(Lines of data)
[start]

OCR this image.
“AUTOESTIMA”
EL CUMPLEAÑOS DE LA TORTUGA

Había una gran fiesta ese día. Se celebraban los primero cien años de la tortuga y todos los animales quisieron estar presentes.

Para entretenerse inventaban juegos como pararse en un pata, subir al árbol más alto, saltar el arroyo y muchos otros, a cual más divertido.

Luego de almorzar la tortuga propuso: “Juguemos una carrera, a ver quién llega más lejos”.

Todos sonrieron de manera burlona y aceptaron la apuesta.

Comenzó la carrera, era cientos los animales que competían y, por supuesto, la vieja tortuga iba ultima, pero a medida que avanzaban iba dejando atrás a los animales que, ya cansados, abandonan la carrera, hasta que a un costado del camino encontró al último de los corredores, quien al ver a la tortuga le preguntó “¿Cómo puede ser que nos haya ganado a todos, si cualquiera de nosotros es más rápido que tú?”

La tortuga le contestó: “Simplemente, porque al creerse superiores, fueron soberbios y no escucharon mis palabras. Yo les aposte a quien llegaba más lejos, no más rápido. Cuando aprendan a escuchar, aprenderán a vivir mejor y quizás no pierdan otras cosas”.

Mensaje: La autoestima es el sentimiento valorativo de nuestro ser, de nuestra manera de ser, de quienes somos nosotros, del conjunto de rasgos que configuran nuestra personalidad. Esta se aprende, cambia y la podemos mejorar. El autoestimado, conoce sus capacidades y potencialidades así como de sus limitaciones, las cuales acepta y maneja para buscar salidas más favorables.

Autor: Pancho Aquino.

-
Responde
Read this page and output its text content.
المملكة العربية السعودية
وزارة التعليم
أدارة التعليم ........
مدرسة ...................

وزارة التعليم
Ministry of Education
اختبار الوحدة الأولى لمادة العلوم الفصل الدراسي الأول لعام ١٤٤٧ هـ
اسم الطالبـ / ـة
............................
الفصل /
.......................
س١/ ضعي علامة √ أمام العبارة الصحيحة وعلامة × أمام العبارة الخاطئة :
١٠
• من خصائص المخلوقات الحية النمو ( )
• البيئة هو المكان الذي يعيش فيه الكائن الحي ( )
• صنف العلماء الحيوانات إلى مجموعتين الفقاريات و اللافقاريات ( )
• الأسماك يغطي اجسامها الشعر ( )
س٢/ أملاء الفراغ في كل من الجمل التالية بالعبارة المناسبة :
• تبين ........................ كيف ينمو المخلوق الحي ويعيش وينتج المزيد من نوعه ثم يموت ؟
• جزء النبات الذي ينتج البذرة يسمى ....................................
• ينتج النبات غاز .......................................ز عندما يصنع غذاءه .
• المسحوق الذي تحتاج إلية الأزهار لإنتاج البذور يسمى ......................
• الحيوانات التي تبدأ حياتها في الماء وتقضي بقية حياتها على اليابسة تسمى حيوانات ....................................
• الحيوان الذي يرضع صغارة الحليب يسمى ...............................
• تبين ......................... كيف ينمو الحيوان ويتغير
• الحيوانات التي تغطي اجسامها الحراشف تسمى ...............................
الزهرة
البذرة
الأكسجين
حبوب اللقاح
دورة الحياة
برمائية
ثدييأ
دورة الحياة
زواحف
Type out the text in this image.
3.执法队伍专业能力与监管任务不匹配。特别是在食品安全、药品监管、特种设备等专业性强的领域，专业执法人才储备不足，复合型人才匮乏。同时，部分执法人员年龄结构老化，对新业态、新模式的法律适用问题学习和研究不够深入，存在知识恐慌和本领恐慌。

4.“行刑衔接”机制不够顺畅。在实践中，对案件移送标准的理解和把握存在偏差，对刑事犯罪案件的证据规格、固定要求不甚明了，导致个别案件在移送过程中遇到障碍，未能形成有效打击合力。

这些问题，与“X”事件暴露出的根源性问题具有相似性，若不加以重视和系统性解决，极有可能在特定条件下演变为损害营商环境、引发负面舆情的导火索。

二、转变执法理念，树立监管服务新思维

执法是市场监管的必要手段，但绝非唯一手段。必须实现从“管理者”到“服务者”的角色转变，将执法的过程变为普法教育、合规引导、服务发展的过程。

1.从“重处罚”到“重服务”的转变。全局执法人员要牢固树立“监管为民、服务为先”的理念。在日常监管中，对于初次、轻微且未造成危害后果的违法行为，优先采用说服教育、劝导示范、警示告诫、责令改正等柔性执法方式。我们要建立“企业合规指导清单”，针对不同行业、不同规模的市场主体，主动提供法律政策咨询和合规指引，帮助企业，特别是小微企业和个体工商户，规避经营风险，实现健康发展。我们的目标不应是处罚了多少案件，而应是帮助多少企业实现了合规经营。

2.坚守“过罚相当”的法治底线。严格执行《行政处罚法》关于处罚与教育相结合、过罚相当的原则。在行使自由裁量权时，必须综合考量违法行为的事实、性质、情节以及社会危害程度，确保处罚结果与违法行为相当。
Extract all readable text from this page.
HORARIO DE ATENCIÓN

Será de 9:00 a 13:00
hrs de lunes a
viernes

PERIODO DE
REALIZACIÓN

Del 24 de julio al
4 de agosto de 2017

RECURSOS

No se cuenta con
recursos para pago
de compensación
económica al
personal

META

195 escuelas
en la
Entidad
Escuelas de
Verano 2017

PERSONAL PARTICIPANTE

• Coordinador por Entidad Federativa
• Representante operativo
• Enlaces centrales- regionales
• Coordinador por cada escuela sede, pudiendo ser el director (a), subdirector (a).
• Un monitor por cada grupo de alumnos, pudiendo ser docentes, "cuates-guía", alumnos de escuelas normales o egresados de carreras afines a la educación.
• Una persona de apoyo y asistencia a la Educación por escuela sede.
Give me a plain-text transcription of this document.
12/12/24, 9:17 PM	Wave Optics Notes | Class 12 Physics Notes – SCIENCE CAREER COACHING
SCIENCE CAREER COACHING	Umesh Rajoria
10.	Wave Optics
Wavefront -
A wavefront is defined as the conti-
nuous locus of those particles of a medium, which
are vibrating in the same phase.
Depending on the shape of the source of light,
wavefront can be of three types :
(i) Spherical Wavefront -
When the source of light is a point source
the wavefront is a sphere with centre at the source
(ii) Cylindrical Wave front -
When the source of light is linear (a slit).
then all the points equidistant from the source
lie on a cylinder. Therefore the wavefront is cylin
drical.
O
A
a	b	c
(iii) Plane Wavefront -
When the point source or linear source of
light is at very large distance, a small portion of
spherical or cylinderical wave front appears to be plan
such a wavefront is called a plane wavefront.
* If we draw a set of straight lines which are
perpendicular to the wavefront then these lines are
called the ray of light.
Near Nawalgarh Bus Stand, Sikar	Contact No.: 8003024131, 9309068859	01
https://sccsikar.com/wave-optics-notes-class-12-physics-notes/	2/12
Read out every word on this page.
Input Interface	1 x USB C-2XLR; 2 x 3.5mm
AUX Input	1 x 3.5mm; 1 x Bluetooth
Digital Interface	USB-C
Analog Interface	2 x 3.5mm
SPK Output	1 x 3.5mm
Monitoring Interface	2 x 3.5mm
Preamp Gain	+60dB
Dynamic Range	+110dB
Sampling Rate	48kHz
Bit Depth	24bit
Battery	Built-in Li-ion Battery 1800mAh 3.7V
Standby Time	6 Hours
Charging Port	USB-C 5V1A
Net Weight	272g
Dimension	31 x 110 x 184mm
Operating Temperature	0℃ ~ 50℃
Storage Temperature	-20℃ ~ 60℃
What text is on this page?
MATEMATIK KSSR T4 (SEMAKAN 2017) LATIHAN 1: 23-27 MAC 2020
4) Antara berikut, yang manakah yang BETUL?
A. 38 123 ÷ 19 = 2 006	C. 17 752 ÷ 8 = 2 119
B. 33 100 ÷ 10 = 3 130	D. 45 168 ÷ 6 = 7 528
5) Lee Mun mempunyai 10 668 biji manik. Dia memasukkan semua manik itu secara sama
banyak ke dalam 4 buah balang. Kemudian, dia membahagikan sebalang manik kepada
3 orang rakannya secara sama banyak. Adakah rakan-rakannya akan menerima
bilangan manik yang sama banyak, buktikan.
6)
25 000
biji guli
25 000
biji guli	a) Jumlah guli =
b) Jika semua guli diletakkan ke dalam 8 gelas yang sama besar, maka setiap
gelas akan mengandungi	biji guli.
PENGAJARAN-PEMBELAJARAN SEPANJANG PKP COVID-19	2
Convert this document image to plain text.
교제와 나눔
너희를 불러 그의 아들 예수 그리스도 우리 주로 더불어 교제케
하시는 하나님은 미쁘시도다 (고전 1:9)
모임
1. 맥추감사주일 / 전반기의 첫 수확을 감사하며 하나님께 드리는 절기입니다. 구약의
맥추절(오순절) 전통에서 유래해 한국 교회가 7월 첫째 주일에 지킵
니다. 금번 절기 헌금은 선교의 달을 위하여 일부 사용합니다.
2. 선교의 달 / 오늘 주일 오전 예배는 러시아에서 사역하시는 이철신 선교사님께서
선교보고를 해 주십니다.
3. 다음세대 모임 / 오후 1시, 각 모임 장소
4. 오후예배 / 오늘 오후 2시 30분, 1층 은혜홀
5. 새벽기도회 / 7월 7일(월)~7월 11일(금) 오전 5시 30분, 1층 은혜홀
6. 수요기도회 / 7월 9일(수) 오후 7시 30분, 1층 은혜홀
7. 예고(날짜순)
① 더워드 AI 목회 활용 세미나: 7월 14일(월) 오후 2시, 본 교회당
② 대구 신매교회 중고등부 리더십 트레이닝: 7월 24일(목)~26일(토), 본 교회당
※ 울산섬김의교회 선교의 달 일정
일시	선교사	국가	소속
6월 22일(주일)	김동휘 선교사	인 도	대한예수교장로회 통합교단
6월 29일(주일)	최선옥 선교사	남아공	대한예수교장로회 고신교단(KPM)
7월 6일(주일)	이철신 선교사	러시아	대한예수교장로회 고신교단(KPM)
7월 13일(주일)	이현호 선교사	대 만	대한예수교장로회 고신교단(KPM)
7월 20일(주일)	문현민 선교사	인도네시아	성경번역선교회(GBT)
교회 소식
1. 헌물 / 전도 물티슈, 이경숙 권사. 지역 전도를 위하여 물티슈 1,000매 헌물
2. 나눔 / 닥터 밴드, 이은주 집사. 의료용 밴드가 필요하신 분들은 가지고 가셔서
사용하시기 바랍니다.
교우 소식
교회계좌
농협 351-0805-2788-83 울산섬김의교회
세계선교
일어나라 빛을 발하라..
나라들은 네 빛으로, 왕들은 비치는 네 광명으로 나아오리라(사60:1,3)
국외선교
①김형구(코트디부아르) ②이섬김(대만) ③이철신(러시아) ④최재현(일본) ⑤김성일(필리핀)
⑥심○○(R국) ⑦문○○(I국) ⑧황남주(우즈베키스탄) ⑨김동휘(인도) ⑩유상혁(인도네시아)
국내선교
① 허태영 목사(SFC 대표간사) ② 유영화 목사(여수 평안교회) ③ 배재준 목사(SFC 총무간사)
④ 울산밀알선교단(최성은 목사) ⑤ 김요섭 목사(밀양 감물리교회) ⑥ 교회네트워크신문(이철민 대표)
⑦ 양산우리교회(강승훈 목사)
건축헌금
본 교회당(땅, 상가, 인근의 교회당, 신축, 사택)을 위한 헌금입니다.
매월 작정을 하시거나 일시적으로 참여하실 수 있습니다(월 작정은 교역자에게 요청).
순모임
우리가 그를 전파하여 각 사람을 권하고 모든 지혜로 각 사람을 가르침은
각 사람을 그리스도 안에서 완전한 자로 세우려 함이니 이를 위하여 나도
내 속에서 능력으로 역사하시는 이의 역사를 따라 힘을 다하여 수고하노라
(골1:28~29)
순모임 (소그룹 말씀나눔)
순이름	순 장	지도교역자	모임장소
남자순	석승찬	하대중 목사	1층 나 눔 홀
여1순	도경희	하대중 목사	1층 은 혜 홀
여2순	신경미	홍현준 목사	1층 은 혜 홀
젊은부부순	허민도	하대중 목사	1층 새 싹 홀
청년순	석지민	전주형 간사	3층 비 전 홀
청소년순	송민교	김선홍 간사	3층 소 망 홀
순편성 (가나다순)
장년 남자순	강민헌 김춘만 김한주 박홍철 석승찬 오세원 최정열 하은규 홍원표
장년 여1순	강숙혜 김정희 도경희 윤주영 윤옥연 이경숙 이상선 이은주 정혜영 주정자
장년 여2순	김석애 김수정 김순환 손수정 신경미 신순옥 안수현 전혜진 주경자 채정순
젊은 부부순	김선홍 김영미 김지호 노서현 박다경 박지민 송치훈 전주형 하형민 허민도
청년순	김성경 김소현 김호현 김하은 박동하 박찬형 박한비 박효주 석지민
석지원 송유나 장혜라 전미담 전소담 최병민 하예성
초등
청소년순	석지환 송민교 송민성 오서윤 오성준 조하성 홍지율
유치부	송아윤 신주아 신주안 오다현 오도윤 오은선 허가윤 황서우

[end]

**TASK GOAL**
Say the number of lines in the records above that include the string "source", and no more.

**FULL ANSWER**
6